▸ **Set exercise A**
In the records, take the lines from the one with "velocity-label: v4 [384,400,398,422]" up to and including the one with "y-tick-label: 25 [59,2,78,23]". Swap "velocity-label" for "speed-label" and give back only those lines, with nothing else changed.

Initiating principal photography from June 9, 2015, in Woodbury, Long Island, Money marks the feature debut of Martin Rosete., one of Spain's most talked-about shorts/commercials directors.

The film screened at over 50 festivals worldwide, winning over 25 awards including Best Picture, Best Director, Best Actor, Best Screenplay, Best Editing, Best Producer and Best Sound Design. The film screened in the US at Sarasota Film Festival, Palm Beach International Film Festival, Newport Beach Film Festival; in the United Kingdom at Raindance Film Festival; in Italy at Rome Independent Film Festival and in Spain at Festival de cine fantástico in Málaga, Spain.

Money was released theatrically in Spain on May 12, 2017, and in home markets in the United States, United Kingdom and worldwide beginning June 27, 2017, by 20th Century Fox Home Entertainment.

▸ **Available records**
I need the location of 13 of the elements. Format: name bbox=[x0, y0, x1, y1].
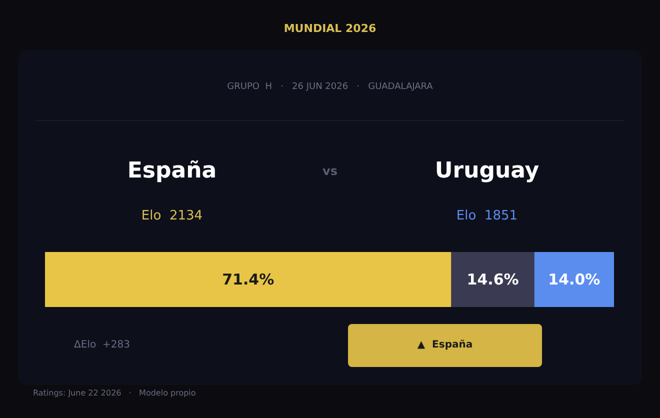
text: Uruguay bbox=[434, 158, 540, 184]
chart-title: MUNDIAL 2026 bbox=[282, 22, 378, 35]
text: vs bbox=[322, 164, 338, 178]
text: ΔElo +283 bbox=[74, 340, 130, 350]
text: Elo 1851 bbox=[456, 208, 518, 224]
data-label: 71.4% bbox=[222, 270, 274, 288]
chart-subtitle: GRUPO H · 26 JUN 2026 · GUADALAJARA bbox=[226, 82, 434, 92]
data-label: 14.6% bbox=[466, 270, 519, 288]
text: ▲ España bbox=[417, 340, 473, 350]
data-label: 14.0% bbox=[548, 270, 600, 288]
text: Elo 2134 bbox=[141, 208, 203, 224]
text: España bbox=[127, 158, 217, 184]
text: Ratings: June 22 2026 · Modelo propio bbox=[33, 388, 196, 398]
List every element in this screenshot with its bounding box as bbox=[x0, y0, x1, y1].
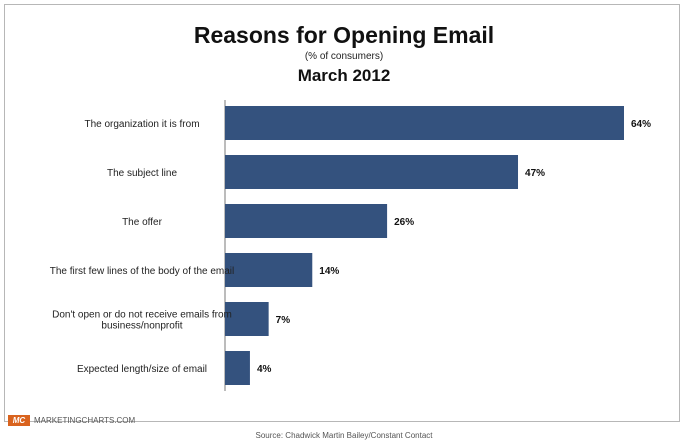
chart-subtitle: (% of consumers) bbox=[304, 51, 384, 62]
bar bbox=[225, 302, 269, 336]
bar bbox=[225, 204, 388, 238]
value-label: 4% bbox=[257, 364, 272, 375]
value-label: 47% bbox=[525, 168, 545, 179]
value-label: 7% bbox=[276, 315, 291, 326]
brand-label: MARKETINGCHARTS.COM bbox=[34, 416, 136, 425]
bar bbox=[225, 253, 313, 287]
category-label: The organization it is from bbox=[84, 119, 199, 130]
bar bbox=[225, 106, 624, 140]
category-label: The offer bbox=[122, 217, 163, 228]
category-label: The first few lines of the body of the e… bbox=[50, 266, 235, 277]
chart-title: Reasons for Opening Email bbox=[193, 22, 495, 48]
category-label: The subject line bbox=[107, 168, 177, 179]
value-label: 14% bbox=[319, 266, 339, 277]
bar bbox=[225, 351, 250, 385]
category-label: Expected length/size of email bbox=[77, 364, 207, 375]
value-label: 26% bbox=[394, 217, 414, 228]
category-label: Don't open or do not receive emails from bbox=[52, 310, 232, 321]
marketingcharts-logo: MC bbox=[8, 415, 30, 426]
category-label: business/nonprofit bbox=[101, 321, 182, 332]
value-label: 64% bbox=[631, 119, 651, 130]
source-note: Source: Chadwick Martin Bailey/Constant … bbox=[255, 431, 433, 440]
bar bbox=[225, 155, 519, 189]
chart-date: March 2012 bbox=[297, 66, 391, 85]
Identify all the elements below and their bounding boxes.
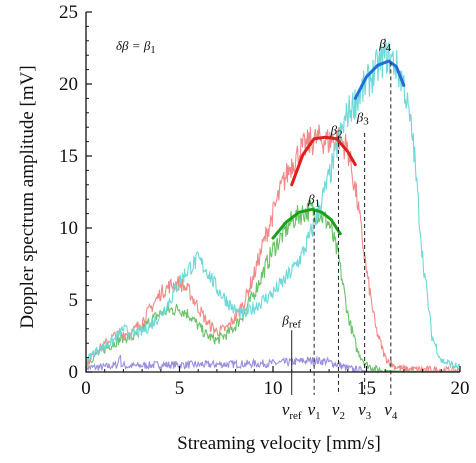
velocity-label: v4 [384,400,398,422]
fit-curve-4 [271,207,342,240]
velocity-label: vref [282,400,302,422]
curve-label: β2 [330,122,343,140]
x-tick-label: 10 [264,378,283,399]
condition-annotation: δβ = β1 [116,38,156,56]
plot-area [85,37,461,374]
series-2-line [85,124,461,374]
velocity-label: v3 [358,400,372,422]
y-tick-label: 20 [59,74,78,95]
velocity-label: v2 [332,400,345,422]
y-tick-label: 0 [69,362,79,383]
curve-label: β3 [356,109,369,127]
y-tick-label: 10 [59,218,78,239]
velocity-label: v1 [308,400,321,422]
y-tick-label: 25 [59,2,78,23]
annotations: δβ = β1 vref v1 v2 v3 v4 βref β1 β2 β3 β4 [116,36,398,422]
fit-curve-6 [353,59,406,100]
axes: 0 5 10 15 20 0 5 10 15 20 25 [59,2,470,399]
x-tick-label: 20 [451,378,470,399]
x-tick-label: 0 [81,378,91,399]
curve-label: βref [281,312,301,330]
fit-curve-5 [290,135,357,187]
y-tick-label: 15 [59,146,78,167]
y-tick-label: 5 [69,290,79,311]
x-axis-label: Streaming velocity [mm/s] [177,433,381,454]
y-axis-label: Doppler spectrum amplitude [mV] [17,65,38,328]
axis-frame [85,12,460,373]
curve-label: β1 [307,192,320,210]
x-tick-label: 5 [175,378,185,399]
x-tick-label: 15 [357,378,376,399]
series-1-line [85,200,460,374]
curve-label: β4 [378,36,391,54]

▸ **Set exercise B**
Name every film festival that the passage about the film Money names as a place where it screened.

▸ **Exercise answer A**
speed-label: v4 [384,400,398,422]
fit-curve-4 [271,207,342,240]
speed-label: vref [282,400,302,422]
curve-label: β2 [330,122,343,140]
x-tick-label: 10 [264,378,283,399]
condition-annotation: δβ = β1 [116,38,156,56]
plot-area [85,37,461,374]
series-2-line [85,124,461,374]
speed-label: v3 [358,400,372,422]
y-tick-label: 20 [59,74,78,95]
speed-label: v2 [332,400,345,422]
y-tick-label: 0 [69,362,79,383]
curve-label: β3 [356,109,369,127]
y-tick-label: 10 [59,218,78,239]
speed-label: v1 [308,400,321,422]
y-tick-label: 25 [59,2,78,23]

▸ **Exercise answer B**
Sarasota Film Festival
Palm Beach International Film Festival
Newport Beach Film Festival
Raindance Film Festival
Rome Independent Film Festival
Festival de cine fantástico